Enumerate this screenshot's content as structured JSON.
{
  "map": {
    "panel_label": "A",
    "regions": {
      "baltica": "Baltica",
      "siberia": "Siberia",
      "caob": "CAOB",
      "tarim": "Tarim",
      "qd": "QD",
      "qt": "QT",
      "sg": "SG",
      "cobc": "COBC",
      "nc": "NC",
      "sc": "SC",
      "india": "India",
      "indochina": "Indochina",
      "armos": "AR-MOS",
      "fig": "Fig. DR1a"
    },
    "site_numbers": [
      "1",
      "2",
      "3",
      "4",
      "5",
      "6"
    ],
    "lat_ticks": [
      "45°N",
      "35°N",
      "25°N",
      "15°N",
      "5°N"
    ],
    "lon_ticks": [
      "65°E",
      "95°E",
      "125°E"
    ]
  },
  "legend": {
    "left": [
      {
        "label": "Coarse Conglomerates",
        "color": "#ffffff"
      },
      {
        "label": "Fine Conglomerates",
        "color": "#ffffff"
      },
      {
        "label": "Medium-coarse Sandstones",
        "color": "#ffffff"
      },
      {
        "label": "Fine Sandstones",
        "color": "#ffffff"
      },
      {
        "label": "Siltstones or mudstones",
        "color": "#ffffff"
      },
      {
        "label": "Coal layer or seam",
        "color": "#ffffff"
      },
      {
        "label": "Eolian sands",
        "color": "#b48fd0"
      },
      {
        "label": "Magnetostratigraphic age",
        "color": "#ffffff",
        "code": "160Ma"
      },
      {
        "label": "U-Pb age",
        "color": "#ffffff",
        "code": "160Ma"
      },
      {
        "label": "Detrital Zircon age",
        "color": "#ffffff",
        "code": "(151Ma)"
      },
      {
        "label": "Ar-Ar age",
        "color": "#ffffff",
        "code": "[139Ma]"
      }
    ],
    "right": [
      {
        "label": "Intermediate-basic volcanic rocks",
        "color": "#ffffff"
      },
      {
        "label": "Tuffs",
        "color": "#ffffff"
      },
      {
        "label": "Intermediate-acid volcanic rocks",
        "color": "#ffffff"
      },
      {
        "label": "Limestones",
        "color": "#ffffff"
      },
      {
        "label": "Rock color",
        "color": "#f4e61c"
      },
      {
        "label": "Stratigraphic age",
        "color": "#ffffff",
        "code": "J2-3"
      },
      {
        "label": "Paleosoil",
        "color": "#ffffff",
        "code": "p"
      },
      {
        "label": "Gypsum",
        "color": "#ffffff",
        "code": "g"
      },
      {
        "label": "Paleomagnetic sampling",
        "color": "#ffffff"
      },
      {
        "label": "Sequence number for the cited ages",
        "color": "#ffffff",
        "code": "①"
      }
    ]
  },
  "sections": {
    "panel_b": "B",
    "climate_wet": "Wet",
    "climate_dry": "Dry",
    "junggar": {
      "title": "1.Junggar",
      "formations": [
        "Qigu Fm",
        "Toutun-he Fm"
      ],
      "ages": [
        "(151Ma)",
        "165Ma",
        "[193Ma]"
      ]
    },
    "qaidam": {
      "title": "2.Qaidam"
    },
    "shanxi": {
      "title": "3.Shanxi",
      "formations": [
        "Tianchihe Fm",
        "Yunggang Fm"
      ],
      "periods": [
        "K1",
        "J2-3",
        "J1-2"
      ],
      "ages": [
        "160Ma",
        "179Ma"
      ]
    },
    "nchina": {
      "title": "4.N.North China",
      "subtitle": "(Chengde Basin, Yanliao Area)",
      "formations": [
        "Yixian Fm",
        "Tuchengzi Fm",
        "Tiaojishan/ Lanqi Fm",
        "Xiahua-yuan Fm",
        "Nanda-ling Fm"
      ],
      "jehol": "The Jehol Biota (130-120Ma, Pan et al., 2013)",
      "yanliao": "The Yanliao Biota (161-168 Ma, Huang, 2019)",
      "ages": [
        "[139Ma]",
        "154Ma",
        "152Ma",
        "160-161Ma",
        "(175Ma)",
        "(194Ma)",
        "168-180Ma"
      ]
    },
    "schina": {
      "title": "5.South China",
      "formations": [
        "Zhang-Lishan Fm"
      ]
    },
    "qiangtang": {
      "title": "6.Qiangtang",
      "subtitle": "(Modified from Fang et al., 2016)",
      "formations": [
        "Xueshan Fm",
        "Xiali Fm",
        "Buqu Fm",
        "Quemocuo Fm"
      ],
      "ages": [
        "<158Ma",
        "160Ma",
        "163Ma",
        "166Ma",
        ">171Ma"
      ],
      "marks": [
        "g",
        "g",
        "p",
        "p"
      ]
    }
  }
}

________

- _Instruction_
Reproduce every record above exactly as it appears.

- _Full solution_
Enumerate this screenshot's content as structured JSON.
{
  "map": {
    "panel_label": "A",
    "regions": {
      "baltica": "Baltica",
      "siberia": "Siberia",
      "caob": "CAOB",
      "tarim": "Tarim",
      "qd": "QD",
      "qt": "QT",
      "sg": "SG",
      "cobc": "COBC",
      "nc": "NC",
      "sc": "SC",
      "india": "India",
      "indochina": "Indochina",
      "armos": "AR-MOS",
      "fig": "Fig. DR1a"
    },
    "site_numbers": [
      "1",
      "2",
      "3",
      "4",
      "5",
      "6"
    ],
    "lat_ticks": [
      "45°N",
      "35°N",
      "25°N",
      "15°N",
      "5°N"
    ],
    "lon_ticks": [
      "65°E",
      "95°E",
      "125°E"
    ]
  },
  "legend": {
    "left": [
      {
        "label": "Coarse Conglomerates",
        "color": "#ffffff"
      },
      {
        "label": "Fine Conglomerates",
        "color": "#ffffff"
      },
      {
        "label": "Medium-coarse Sandstones",
        "color": "#ffffff"
      },
      {
        "label": "Fine Sandstones",
        "color": "#ffffff"
      },
      {
        "label": "Siltstones or mudstones",
        "color": "#ffffff"
      },
      {
        "label": "Coal layer or seam",
        "color": "#ffffff"
      },
      {
        "label": "Eolian sands",
        "color": "#b48fd0"
      },
      {
        "label": "Magnetostratigraphic age",
        "color": "#ffffff",
        "code": "160Ma"
      },
      {
        "label": "U-Pb age",
        "color": "#ffffff",
        "code": "160Ma"
      },
      {
        "label": "Detrital Zircon age",
        "color": "#ffffff",
        "code": "(151Ma)"
      },
      {
        "label": "Ar-Ar age",
        "color": "#ffffff",
        "code": "[139Ma]"
      }
    ],
    "right": [
      {
        "label": "Intermediate-basic volcanic rocks",
        "color": "#ffffff"
      },
      {
        "label": "Tuffs",
        "color": "#ffffff"
      },
      {
        "label": "Intermediate-acid volcanic rocks",
        "color": "#ffffff"
      },
      {
        "label": "Limestones",
        "color": "#ffffff"
      },
      {
        "label": "Rock color",
        "color": "#f4e61c"
      },
      {
        "label": "Stratigraphic age",
        "color": "#ffffff",
        "code": "J2-3"
      },
      {
        "label": "Paleosoil",
        "color": "#ffffff",
        "code": "p"
      },
      {
        "label": "Gypsum",
        "color": "#ffffff",
        "code": "g"
      },
      {
        "label": "Paleomagnetic sampling",
        "color": "#ffffff"
      },
      {
        "label": "Sequence number for the cited ages",
        "color": "#ffffff",
        "code": "①"
      }
    ]
  },
  "sections": {
    "panel_b": "B",
    "climate_wet": "Wet",
    "climate_dry": "Dry",
    "junggar": {
      "title": "1.Junggar",
      "formations": [
        "Qigu Fm",
        "Toutun-he Fm"
      ],
      "ages": [
        "(151Ma)",
        "165Ma",
        "[193Ma]"
      ]
    },
    "qaidam": {
      "title": "2.Qaidam"
    },
    "shanxi": {
      "title": "3.Shanxi",
      "formations": [
        "Tianchihe Fm",
        "Yunggang Fm"
      ],
      "periods": [
        "K1",
        "J2-3",
        "J1-2"
      ],
      "ages": [
        "160Ma",
        "179Ma"
      ]
    },
    "nchina": {
      "title": "4.N.North China",
      "subtitle": "(Chengde Basin, Yanliao Area)",
      "formations": [
        "Yixian Fm",
        "Tuchengzi Fm",
        "Tiaojishan/ Lanqi Fm",
        "Xiahua-yuan Fm",
        "Nanda-ling Fm"
      ],
      "jehol": "The Jehol Biota (130-120Ma, Pan et al., 2013)",
      "yanliao": "The Yanliao Biota (161-168 Ma, Huang, 2019)",
      "ages": [
        "[139Ma]",
        "154Ma",
        "152Ma",
        "160-161Ma",
        "(175Ma)",
        "(194Ma)",
        "168-180Ma"
      ]
    },
    "schina": {
      "title": "5.South China",
      "formations": [
        "Zhang-Lishan Fm"
      ]
    },
    "qiangtang": {
      "title": "6.Qiangtang",
      "subtitle": "(Modified from Fang et al., 2016)",
      "formations": [
        "Xueshan Fm",
        "Xiali Fm",
        "Buqu Fm",
        "Quemocuo Fm"
      ],
      "ages": [
        "<158Ma",
        "160Ma",
        "163Ma",
        "166Ma",
        ">171Ma"
      ],
      "marks": [
        "g",
        "g",
        "p",
        "p"
      ]
    }
  }
}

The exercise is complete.